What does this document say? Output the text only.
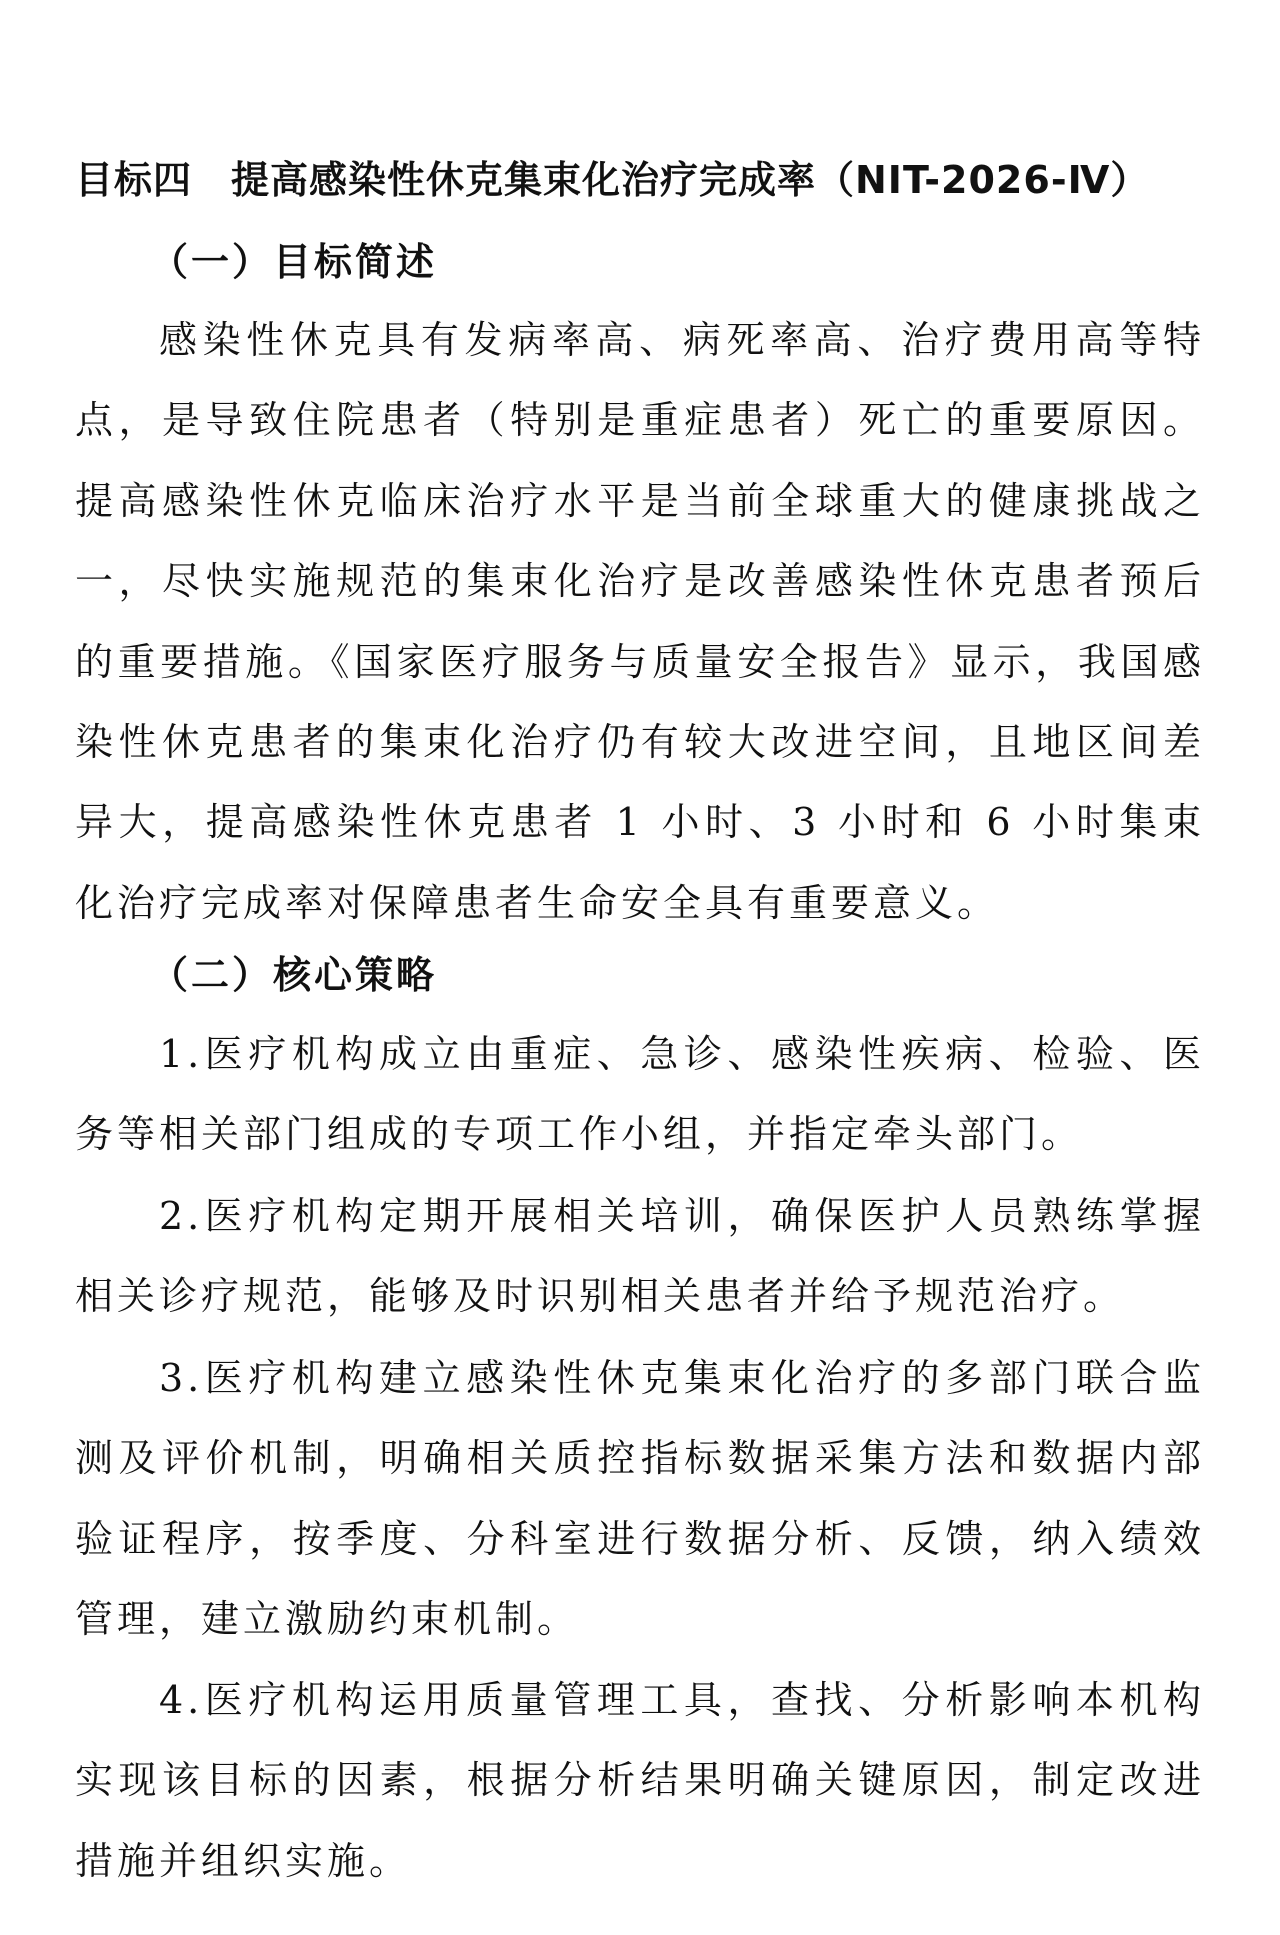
目标四　提高感染性休克集束化治疗完成率（NIT-2026-Ⅳ）
（一）目标简述

感染性休克具有发病率高、病死率高、治疗费用高等特点，是导致住院患者（特别是重症患者）死亡的重要原因。提高感染性休克临床治疗水平是当前全球重大的健康挑战之一，尽快实施规范的集束化治疗是改善感染性休克患者预后的重要措施。《国家医疗服务与质量安全报告》显示，我国感染性休克患者的集束化治疗仍有较大改进空间，且地区间差异大，提高感染性休克患者 1 小时、3 小时和 6 小时集束化治疗完成率对保障患者生命安全具有重要意义。

（二）核心策略

1.医疗机构成立由重症、急诊、感染性疾病、检验、医务等相关部门组成的专项工作小组，并指定牵头部门。

2.医疗机构定期开展相关培训，确保医护人员熟练掌握相关诊疗规范，能够及时识别相关患者并给予规范治疗。

3.医疗机构建立感染性休克集束化治疗的多部门联合监测及评价机制，明确相关质控指标数据采集方法和数据内部验证程序，按季度、分科室进行数据分析、反馈，纳入绩效管理，建立激励约束机制。

4.医疗机构运用质量管理工具，查找、分析影响本机构实现该目标的因素，根据分析结果明确关键原因，制定改进措施并组织实施。
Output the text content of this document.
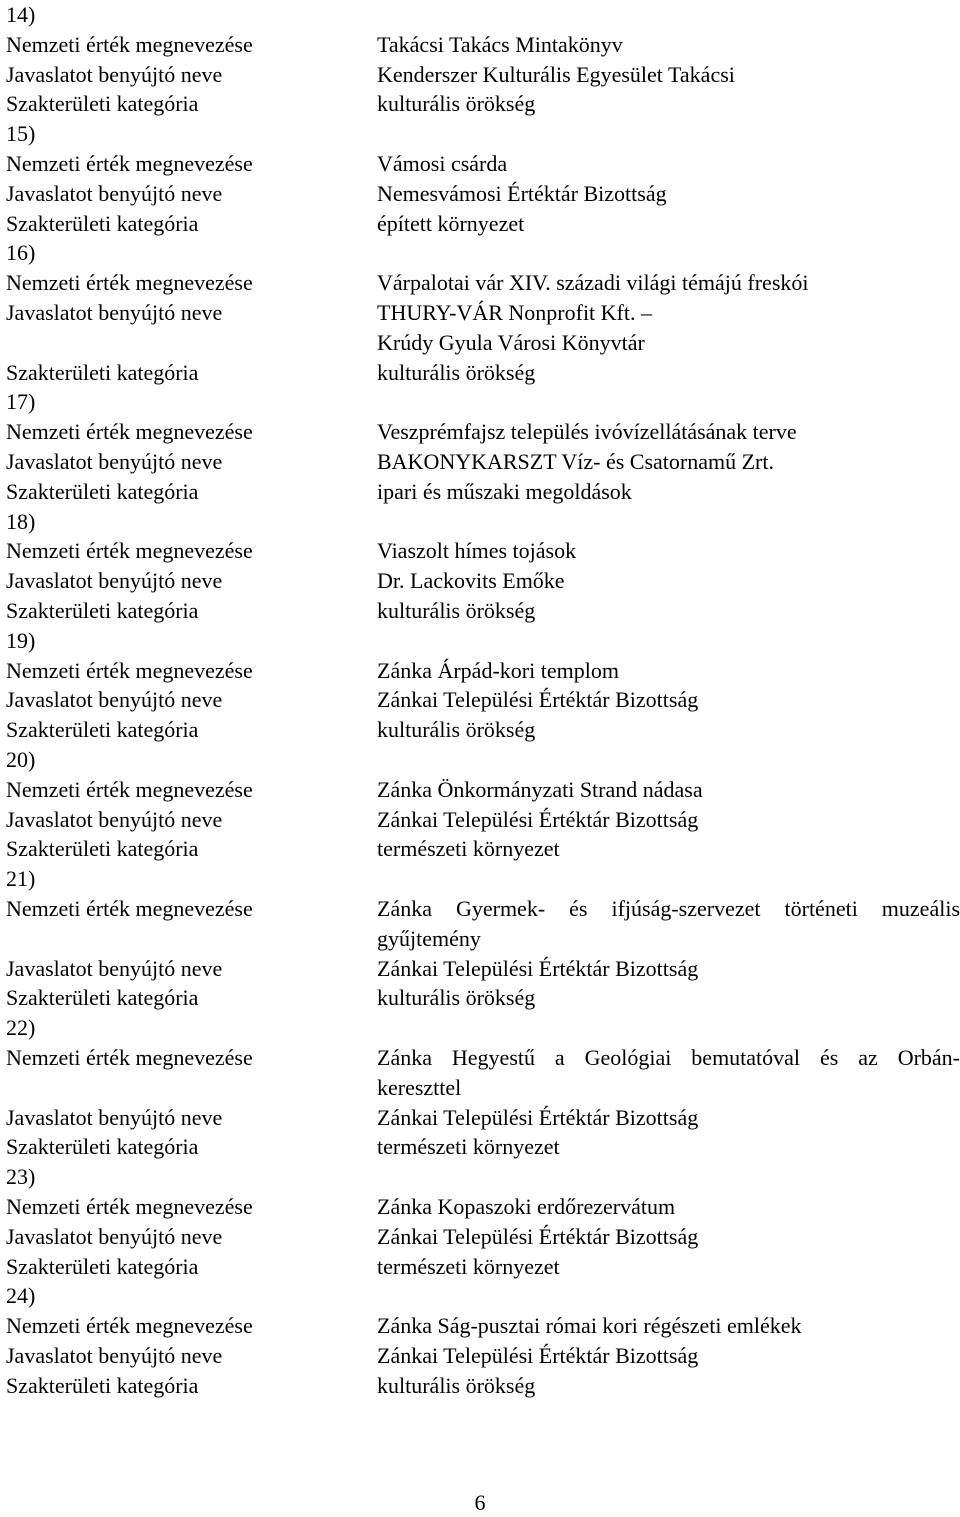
14)
Nemzeti érték megnevezése	Takácsi Takács Mintakönyv
Javaslatot benyújtó neve	Kenderszer Kulturális Egyesület Takácsi
Szakterületi kategória	kulturális örökség
15)
Nemzeti érték megnevezése	Vámosi csárda
Javaslatot benyújtó neve	Nemesvámosi Értéktár Bizottság
Szakterületi kategória	épített környezet
16)
Nemzeti érték megnevezése	Várpalotai vár XIV. századi világi témájú freskói
Javaslatot benyújtó neve	THURY-VÁR Nonprofit Kft. –
Krúdy Gyula Városi Könyvtár
Szakterületi kategória	kulturális örökség
17)
Nemzeti érték megnevezése	Veszprémfajsz település ivóvízellátásának terve
Javaslatot benyújtó neve	BAKONYKARSZT Víz- és Csatornamű Zrt.
Szakterületi kategória	ipari és műszaki megoldások
18)
Nemzeti érték megnevezése	Viaszolt hímes tojások
Javaslatot benyújtó neve	Dr. Lackovits Emőke
Szakterületi kategória	kulturális örökség
19)
Nemzeti érték megnevezése	Zánka Árpád-kori templom
Javaslatot benyújtó neve	Zánkai Települési Értéktár Bizottság
Szakterületi kategória	kulturális örökség
20)
Nemzeti érték megnevezése	Zánka Önkormányzati Strand nádasa
Javaslatot benyújtó neve	Zánkai Települési Értéktár Bizottság
Szakterületi kategória	természeti környezet
21)
Nemzeti érték megnevezése	Zánka Gyermek- és ifjúság-szervezet történeti muzeális
gyűjtemény
Javaslatot benyújtó neve	Zánkai Települési Értéktár Bizottság
Szakterületi kategória	kulturális örökség
22)
Nemzeti érték megnevezése	Zánka Hegyestű a Geológiai bemutatóval és az Orbán-
kereszttel
Javaslatot benyújtó neve	Zánkai Települési Értéktár Bizottság
Szakterületi kategória	természeti környezet
23)
Nemzeti érték megnevezése	Zánka Kopaszoki erdőrezervátum
Javaslatot benyújtó neve	Zánkai Települési Értéktár Bizottság
Szakterületi kategória	természeti környezet
24)
Nemzeti érték megnevezése	Zánka Ság-pusztai római kori régészeti emlékek
Javaslatot benyújtó neve	Zánkai Települési Értéktár Bizottság
Szakterületi kategória	kulturális örökség
6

### Task to complete
Leave out the pictures, and give all the records again exactly.

### Reply to the task
What does this document say? Output the text only.
目标四　提高感染性休克集束化治疗完成率（NIT-2026-Ⅳ）
（一）目标简述

感染性休克具有发病率高、病死率高、治疗费用高等特点，是导致住院患者（特别是重症患者）死亡的重要原因。提高感染性休克临床治疗水平是当前全球重大的健康挑战之一，尽快实施规范的集束化治疗是改善感染性休克患者预后的重要措施。《国家医疗服务与质量安全报告》显示，我国感染性休克患者的集束化治疗仍有较大改进空间，且地区间差异大，提高感染性休克患者 1 小时、3 小时和 6 小时集束化治疗完成率对保障患者生命安全具有重要意义。

（二）核心策略

1.医疗机构成立由重症、急诊、感染性疾病、检验、医务等相关部门组成的专项工作小组，并指定牵头部门。

2.医疗机构定期开展相关培训，确保医护人员熟练掌握相关诊疗规范，能够及时识别相关患者并给予规范治疗。

3.医疗机构建立感染性休克集束化治疗的多部门联合监测及评价机制，明确相关质控指标数据采集方法和数据内部验证程序，按季度、分科室进行数据分析、反馈，纳入绩效管理，建立激励约束机制。

4.医疗机构运用质量管理工具，查找、分析影响本机构实现该目标的因素，根据分析结果明确关键原因，制定改进措施并组织实施。
Output the text content of this document.
14)
Nemzeti érték megnevezése	Takácsi Takács Mintakönyv
Javaslatot benyújtó neve	Kenderszer Kulturális Egyesület Takácsi
Szakterületi kategória	kulturális örökség
15)
Nemzeti érték megnevezése	Vámosi csárda
Javaslatot benyújtó neve	Nemesvámosi Értéktár Bizottság
Szakterületi kategória	épített környezet
16)
Nemzeti érték megnevezése	Várpalotai vár XIV. századi világi témájú freskói
Javaslatot benyújtó neve	THURY-VÁR Nonprofit Kft. –
Krúdy Gyula Városi Könyvtár
Szakterületi kategória	kulturális örökség
17)
Nemzeti érték megnevezése	Veszprémfajsz település ivóvízellátásának terve
Javaslatot benyújtó neve	BAKONYKARSZT Víz- és Csatornamű Zrt.
Szakterületi kategória	ipari és műszaki megoldások
18)
Nemzeti érték megnevezése	Viaszolt hímes tojások
Javaslatot benyújtó neve	Dr. Lackovits Emőke
Szakterületi kategória	kulturális örökség
19)
Nemzeti érték megnevezése	Zánka Árpád-kori templom
Javaslatot benyújtó neve	Zánkai Települési Értéktár Bizottság
Szakterületi kategória	kulturális örökség
20)
Nemzeti érték megnevezése	Zánka Önkormányzati Strand nádasa
Javaslatot benyújtó neve	Zánkai Települési Értéktár Bizottság
Szakterületi kategória	természeti környezet
21)
Nemzeti érték megnevezése	Zánka Gyermek- és ifjúság-szervezet történeti muzeális
gyűjtemény
Javaslatot benyújtó neve	Zánkai Települési Értéktár Bizottság
Szakterületi kategória	kulturális örökség
22)
Nemzeti érték megnevezése	Zánka Hegyestű a Geológiai bemutatóval és az Orbán-
kereszttel
Javaslatot benyújtó neve	Zánkai Települési Értéktár Bizottság
Szakterületi kategória	természeti környezet
23)
Nemzeti érték megnevezése	Zánka Kopaszoki erdőrezervátum
Javaslatot benyújtó neve	Zánkai Települési Értéktár Bizottság
Szakterületi kategória	természeti környezet
24)
Nemzeti érték megnevezése	Zánka Ság-pusztai római kori régészeti emlékek
Javaslatot benyújtó neve	Zánkai Települési Értéktár Bizottság
Szakterületi kategória	kulturális örökség
6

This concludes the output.